(Stored data)
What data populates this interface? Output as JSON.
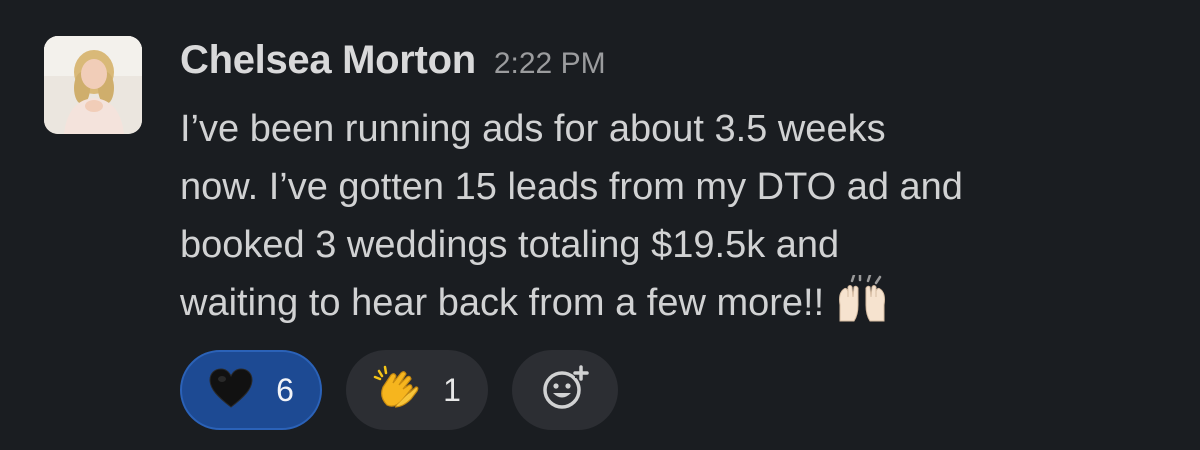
{
  "message": {
    "author": "Chelsea Morton",
    "timestamp": "2:22 PM",
    "lines": [
      "I’ve been running ads for about 3.5 weeks",
      "now. I’ve gotten 15 leads from my DTO ad and",
      "booked 3 weddings totaling $19.5k and",
      "waiting to hear back from a few more!!"
    ],
    "trailing_emoji": "raised-hands-icon"
  },
  "reactions": [
    {
      "icon": "black-heart-icon",
      "count": "6",
      "selected": true,
      "color": "#1d4a93"
    },
    {
      "icon": "clapping-hands-icon",
      "count": "1",
      "selected": false,
      "color": "#2c2e33"
    },
    {
      "icon": "add-reaction-icon",
      "selected": false,
      "color": "#2c2e33"
    }
  ],
  "colors": {
    "background": "#1a1d21",
    "text": "#d1d2d3",
    "muted": "#9b9c9e",
    "selected_reaction": "#1d4a93",
    "reaction_bg": "#2c2e33"
  }
}
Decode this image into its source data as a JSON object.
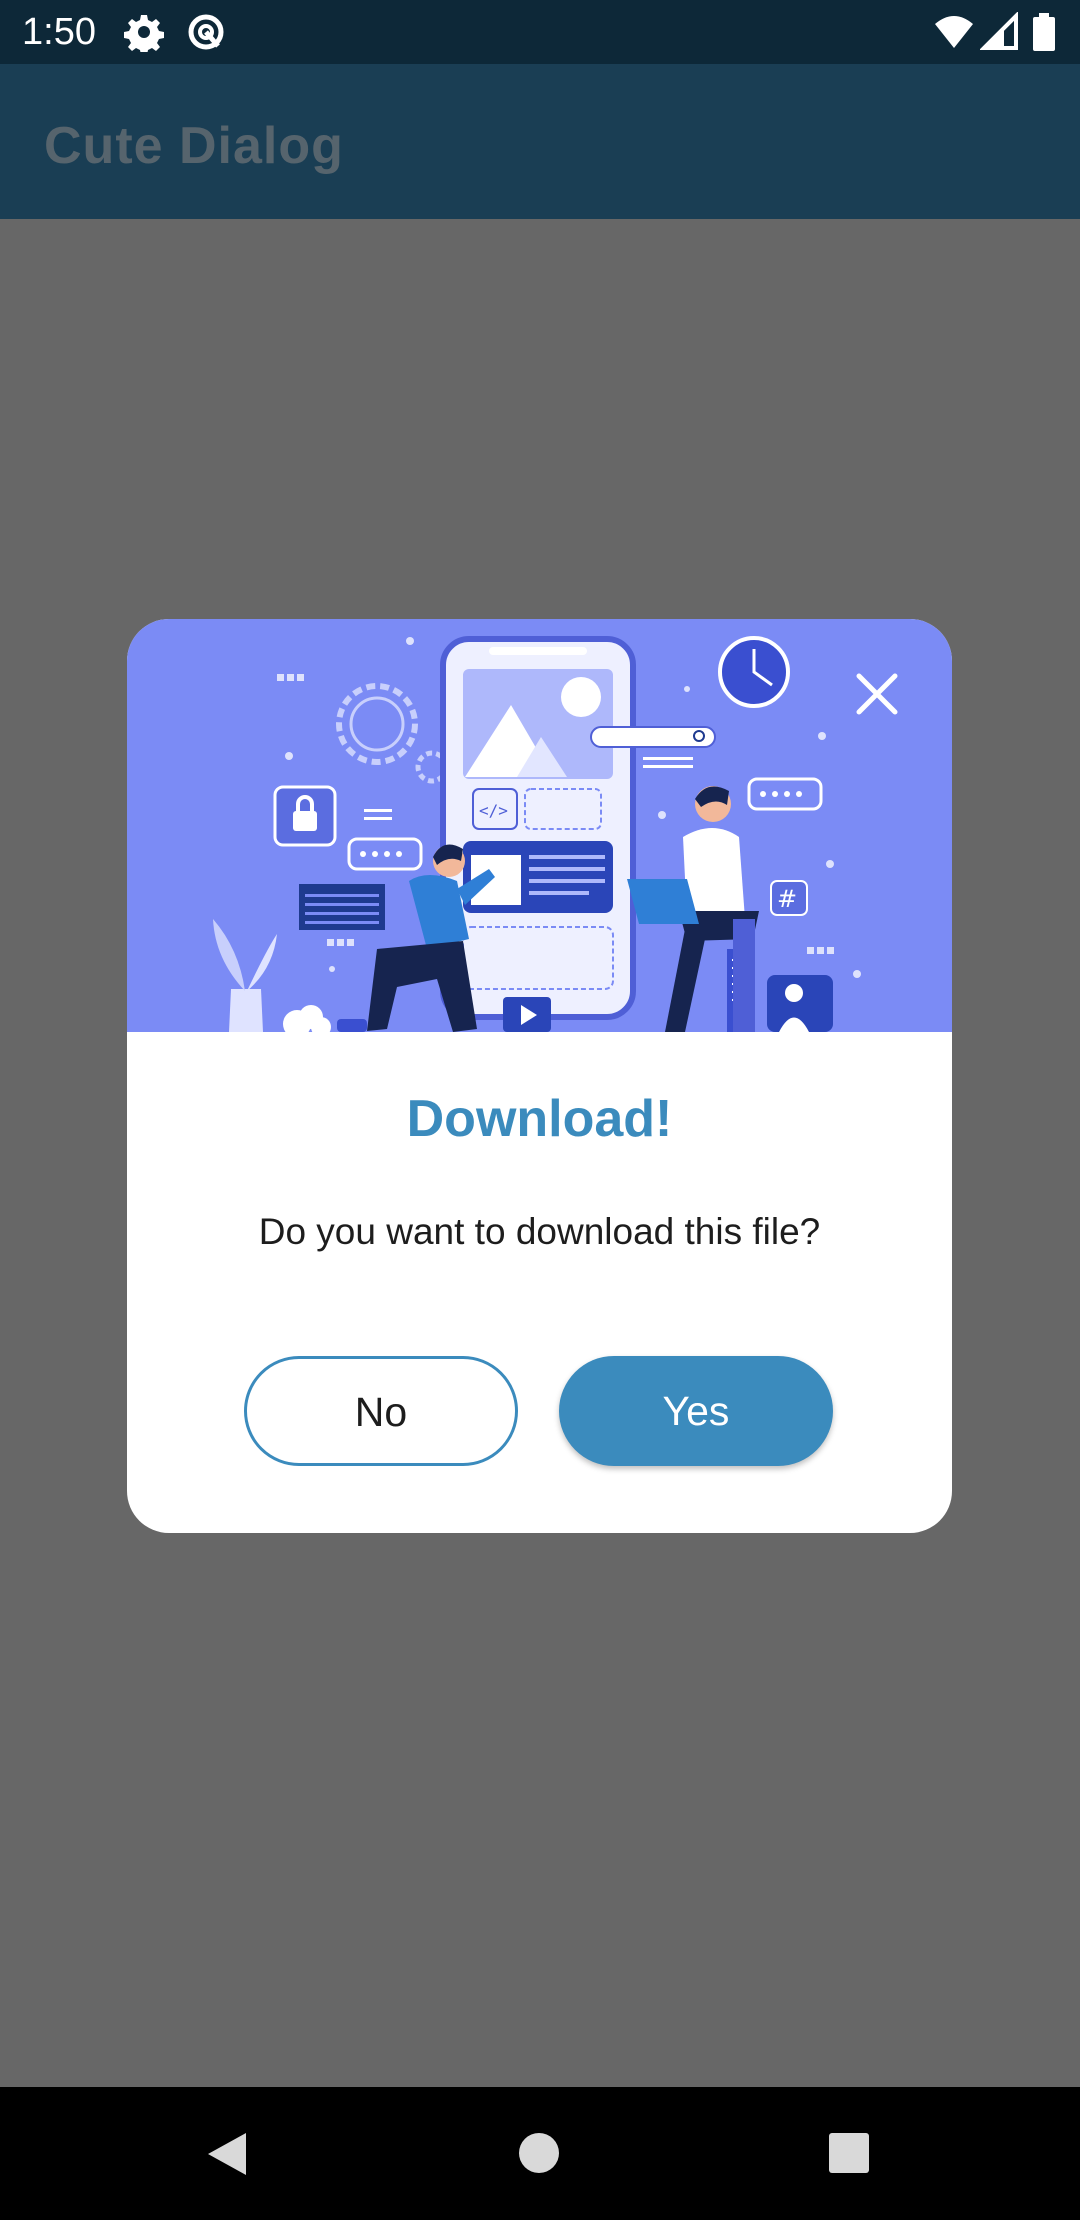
{
  "status_bar": {
    "time": "1:50",
    "left_icons": [
      "settings-gear-icon",
      "data-saver-icon"
    ],
    "right_icons": [
      "wifi-icon",
      "cell-signal-icon",
      "battery-icon"
    ]
  },
  "app_bar": {
    "title": "Cute Dialog"
  },
  "dialog": {
    "illustration": "app-development-illustration",
    "close_icon": "close-icon",
    "title": "Download!",
    "message": "Do you want to download this file?",
    "no_label": "No",
    "yes_label": "Yes"
  },
  "nav_bar": {
    "icons": [
      "back-icon",
      "home-icon",
      "recents-icon"
    ]
  },
  "colors": {
    "status_bar": "#0d2838",
    "app_bar": "#1a3e54",
    "scrim": "#676767",
    "banner": "#7b8bf5",
    "accent": "#3b8bbd"
  }
}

*What this task involves*:
From the data, collect all lines where the string "JSON" appears.

*Output*:
What data populates this interface? Output as JSON.
Decode this image into its source data as a JSON object.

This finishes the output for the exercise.